Required task: Word for word, restate every line of the listing that follows.

Chart and figure data

··········

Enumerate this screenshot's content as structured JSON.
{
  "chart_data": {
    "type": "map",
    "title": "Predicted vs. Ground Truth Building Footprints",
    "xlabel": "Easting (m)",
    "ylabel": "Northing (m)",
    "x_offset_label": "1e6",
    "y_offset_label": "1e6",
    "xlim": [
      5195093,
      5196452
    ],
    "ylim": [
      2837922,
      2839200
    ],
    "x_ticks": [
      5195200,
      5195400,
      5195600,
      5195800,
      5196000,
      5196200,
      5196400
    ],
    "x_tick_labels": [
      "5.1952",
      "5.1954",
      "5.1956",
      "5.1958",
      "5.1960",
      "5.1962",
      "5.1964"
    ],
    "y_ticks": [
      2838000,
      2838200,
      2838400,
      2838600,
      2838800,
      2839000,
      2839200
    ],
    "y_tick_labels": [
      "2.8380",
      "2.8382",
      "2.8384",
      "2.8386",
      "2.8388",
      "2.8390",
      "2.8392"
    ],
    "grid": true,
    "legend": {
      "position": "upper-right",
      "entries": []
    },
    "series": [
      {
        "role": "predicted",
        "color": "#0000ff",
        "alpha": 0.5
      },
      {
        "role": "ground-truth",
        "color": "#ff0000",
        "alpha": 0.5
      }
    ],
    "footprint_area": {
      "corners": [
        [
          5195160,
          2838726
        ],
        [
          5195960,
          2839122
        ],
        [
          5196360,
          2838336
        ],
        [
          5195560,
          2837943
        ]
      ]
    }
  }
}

··········

Reply:
Enumerate this screenshot's content as structured JSON.
{
  "chart_data": {
    "type": "map",
    "title": "Predicted vs. Ground Truth Building Footprints",
    "xlabel": "Easting (m)",
    "ylabel": "Northing (m)",
    "x_offset_label": "1e6",
    "y_offset_label": "1e6",
    "xlim": [
      5195093,
      5196452
    ],
    "ylim": [
      2837922,
      2839200
    ],
    "x_ticks": [
      5195200,
      5195400,
      5195600,
      5195800,
      5196000,
      5196200,
      5196400
    ],
    "x_tick_labels": [
      "5.1952",
      "5.1954",
      "5.1956",
      "5.1958",
      "5.1960",
      "5.1962",
      "5.1964"
    ],
    "y_ticks": [
      2838000,
      2838200,
      2838400,
      2838600,
      2838800,
      2839000,
      2839200
    ],
    "y_tick_labels": [
      "2.8380",
      "2.8382",
      "2.8384",
      "2.8386",
      "2.8388",
      "2.8390",
      "2.8392"
    ],
    "grid": true,
    "legend": {
      "position": "upper-right",
      "entries": []
    },
    "series": [
      {
        "role": "predicted",
        "color": "#0000ff",
        "alpha": 0.5
      },
      {
        "role": "ground-truth",
        "color": "#ff0000",
        "alpha": 0.5
      }
    ],
    "footprint_area": {
      "corners": [
        [
          5195160,
          2838726
        ],
        [
          5195960,
          2839122
        ],
        [
          5196360,
          2838336
        ],
        [
          5195560,
          2837943
        ]
      ]
    }
  }
}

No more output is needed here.